* Task requirements
Identify the lines that contain the string "enemy" and report only how many there are.

[Dataset items]
********************

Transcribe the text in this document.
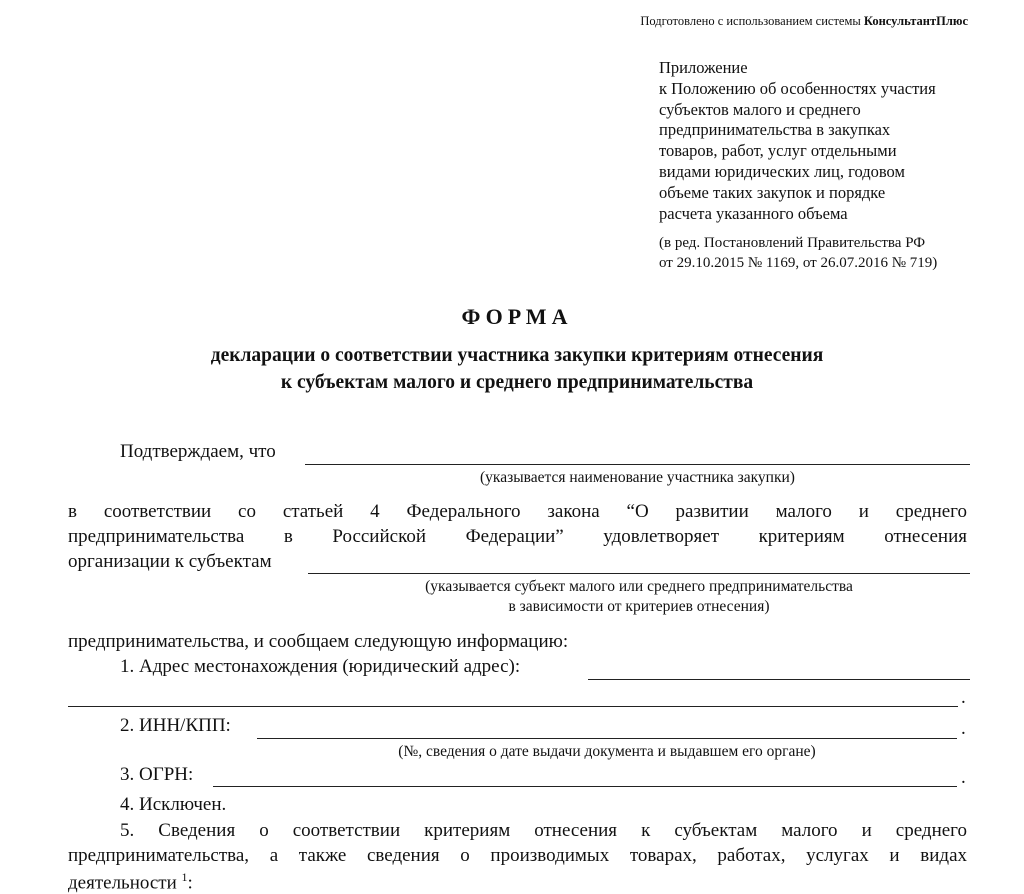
Подготовлено с использованием системы КонсультантПлюс
Приложение
к Положению об особенностях участия
субъектов малого и среднего
предпринимательства в закупках
товаров, работ, услуг отдельными
видами юридических лиц, годовом
объеме таких закупок и порядке
расчета указанного объема
(в ред. Постановлений Правительства РФ
от 29.10.2015 № 1169, от 26.07.2016 № 719)
ФОРМА
декларации о соответствии участника закупки критериям отнесения
к субъектам малого и среднего предпринимательства
Подтверждаем, что
(указывается наименование участника закупки)
в соответствии со статьей 4 Федерального закона “О развитии малого и среднего
предпринимательства в Российской Федерации” удовлетворяет критериям отнесения
организации к субъектам
(указывается субъект малого или среднего предпринимательства
в зависимости от критериев отнесения)
предпринимательства, и сообщаем следующую информацию:
1. Адрес местонахождения (юридический адрес):
.
2. ИНН/КПП:	.
(№, сведения о дате выдачи документа и выдавшем его органе)
3. ОГРН:	.
4. Исключен.
5. Сведения о соответствии критериям отнесения к субъектам малого и среднего
предпринимательства, а также сведения о производимых товарах, работах, услугах и видах
деятельности $^1$:
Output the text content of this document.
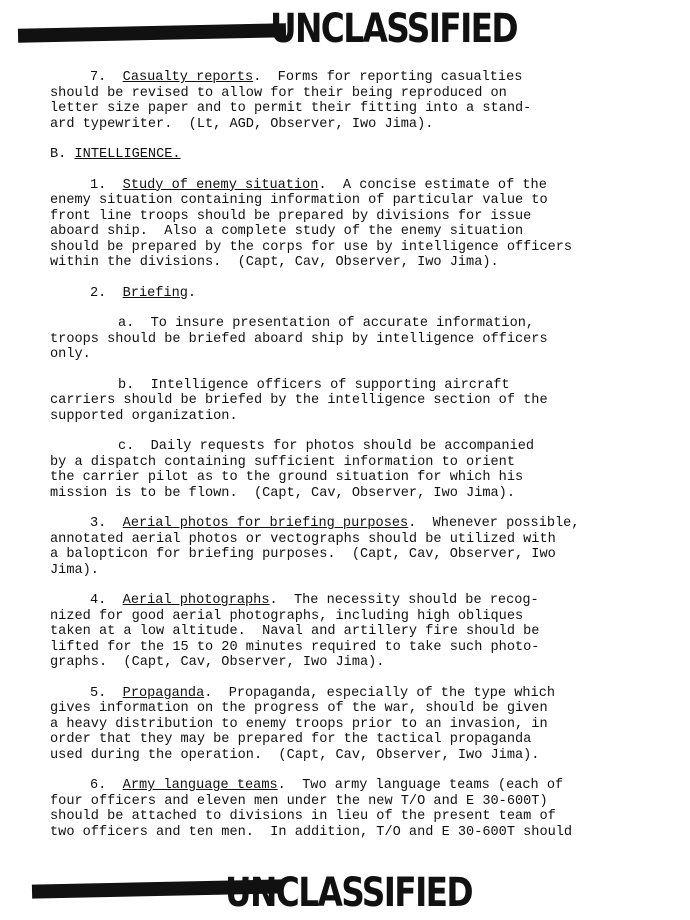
UNCLASSIFIED
7. Casualty reports.  Forms for reporting casualties
should be revised to allow for their being reproduced on
letter size paper and to permit their fitting into a stand-
ard typewriter.  (Lt, AGD, Observer, Iwo Jima).
B. INTELLIGENCE.
1. Study of enemy situation.  A concise estimate of the
enemy situation containing information of particular value to
front line troops should be prepared by divisions for issue
aboard ship.  Also a complete study of the enemy situation
should be prepared by the corps for use by intelligence officers
within the divisions.  (Capt, Cav, Observer, Iwo Jima).
2. Briefing.
a.  To insure presentation of accurate information,
troops should be briefed aboard ship by intelligence officers
only.
b.  Intelligence officers of supporting aircraft
carriers should be briefed by the intelligence section of the
supported organization.
c.  Daily requests for photos should be accompanied
by a dispatch containing sufficient information to orient
the carrier pilot as to the ground situation for which his
mission is to be flown.  (Capt, Cav, Observer, Iwo Jima).
3. Aerial photos for briefing purposes.  Whenever possible,
annotated aerial photos or vectographs should be utilized with
a balopticon for briefing purposes.  (Capt, Cav, Observer, Iwo
Jima).
4. Aerial photographs.  The necessity should be recog-
nized for good aerial photographs, including high obliques
taken at a low altitude.  Naval and artillery fire should be
lifted for the 15 to 20 minutes required to take such photo-
graphs.  (Capt, Cav, Observer, Iwo Jima).
5. Propaganda.  Propaganda, especially of the type which
gives information on the progress of the war, should be given
a heavy distribution to enemy troops prior to an invasion, in
order that they may be prepared for the tactical propaganda
used during the operation.  (Capt, Cav, Observer, Iwo Jima).
6. Army language teams.  Two army language teams (each of
four officers and eleven men under the new T/O and E 30-600T)
should be attached to divisions in lieu of the present team of
two officers and ten men.  In addition, T/O and E 30-600T should
UNCLASSIFIED
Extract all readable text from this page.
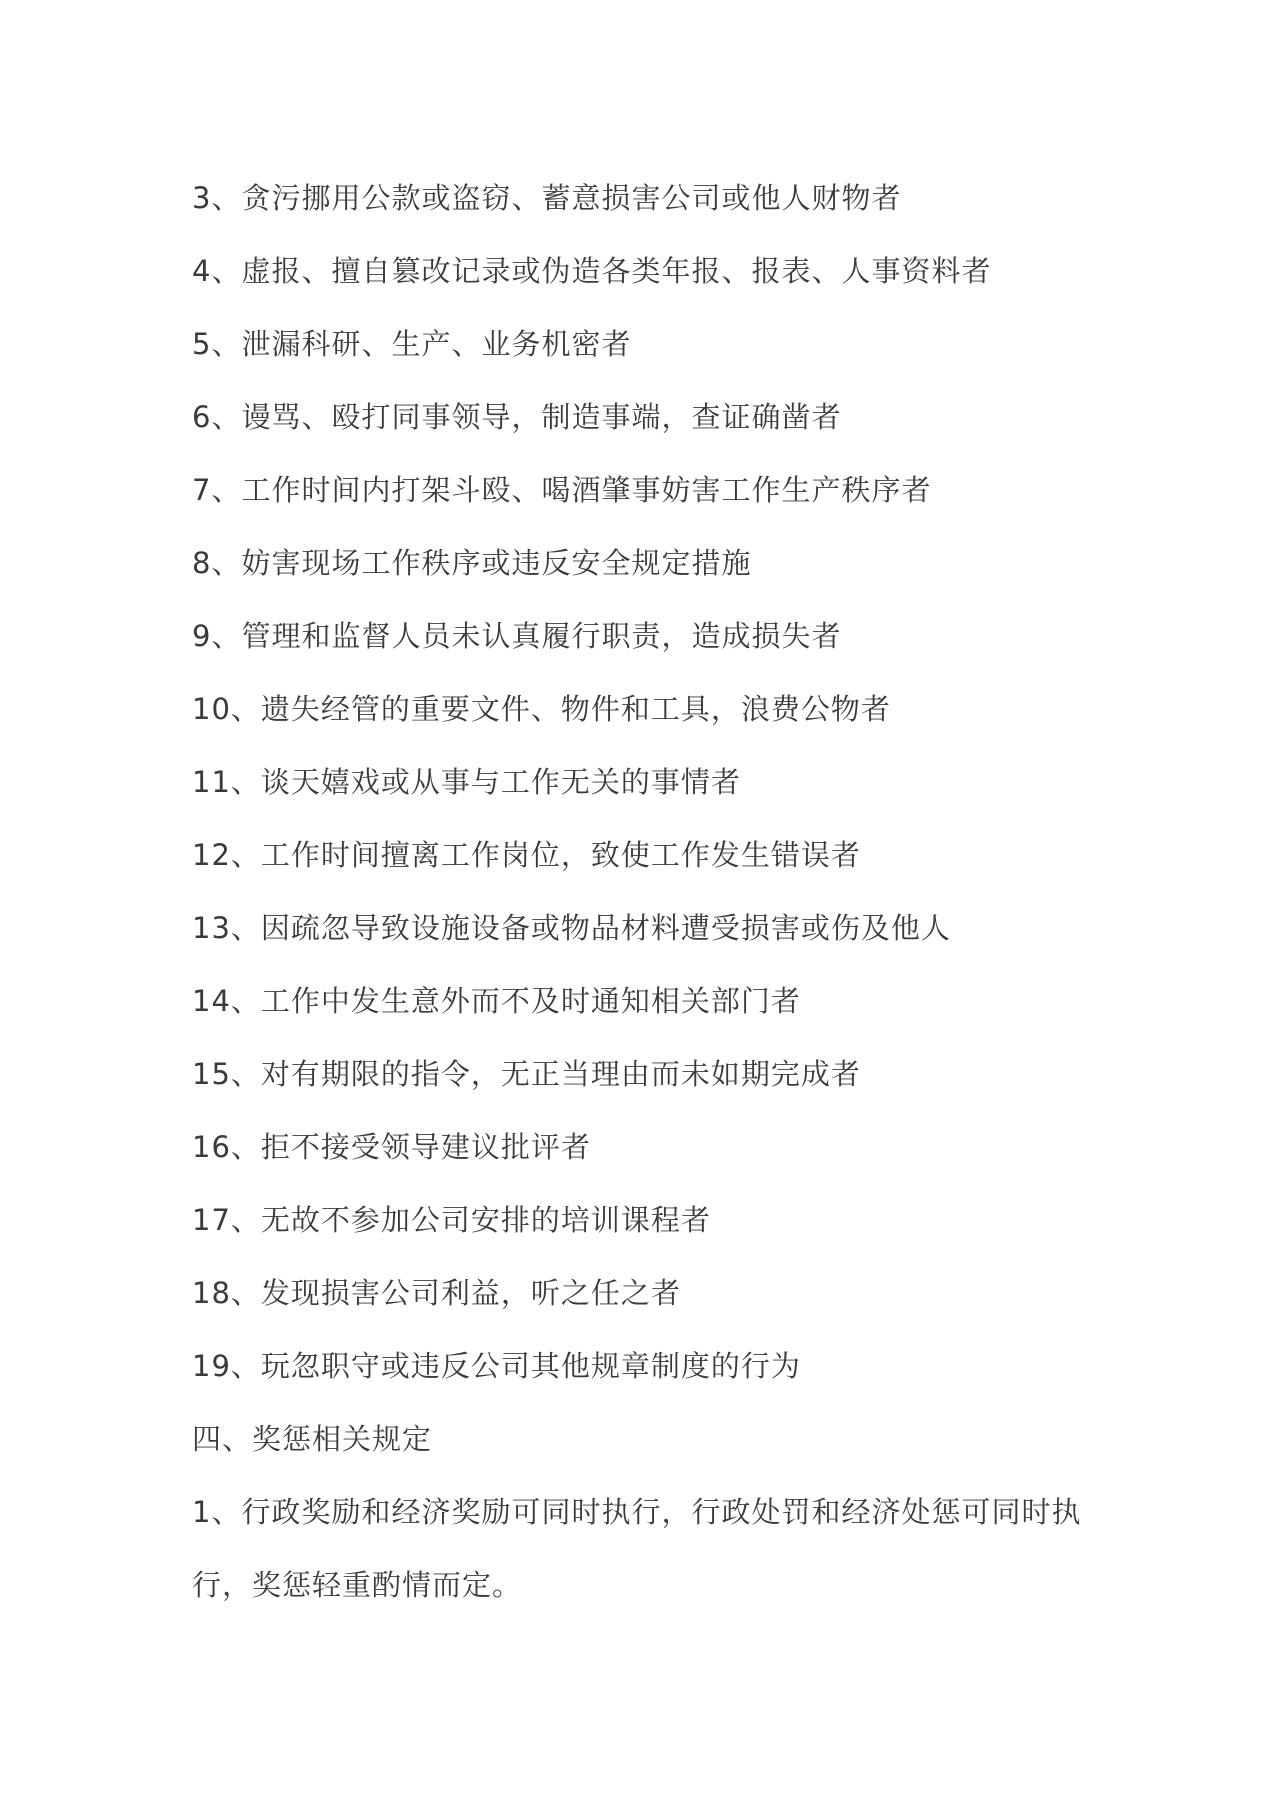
3、贪污挪用公款或盗窃、蓄意损害公司或他人财物者

4、虚报、擅自篡改记录或伪造各类年报、报表、人事资料者

5、泄漏科研、生产、业务机密者

6、谩骂、殴打同事领导，制造事端，查证确凿者

7、工作时间内打架斗殴、喝酒肇事妨害工作生产秩序者

8、妨害现场工作秩序或违反安全规定措施

9、管理和监督人员未认真履行职责，造成损失者

10、遗失经管的重要文件、物件和工具，浪费公物者

11、谈天嬉戏或从事与工作无关的事情者

12、工作时间擅离工作岗位，致使工作发生错误者

13、因疏忽导致设施设备或物品材料遭受损害或伤及他人

14、工作中发生意外而不及时通知相关部门者

15、对有期限的指令，无正当理由而未如期完成者

16、拒不接受领导建议批评者

17、无故不参加公司安排的培训课程者

18、发现损害公司利益，听之任之者

19、玩忽职守或违反公司其他规章制度的行为

四、奖惩相关规定

1、行政奖励和经济奖励可同时执行，行政处罚和经济处惩可同时执

行，奖惩轻重酌情而定。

********************

* Expected output
4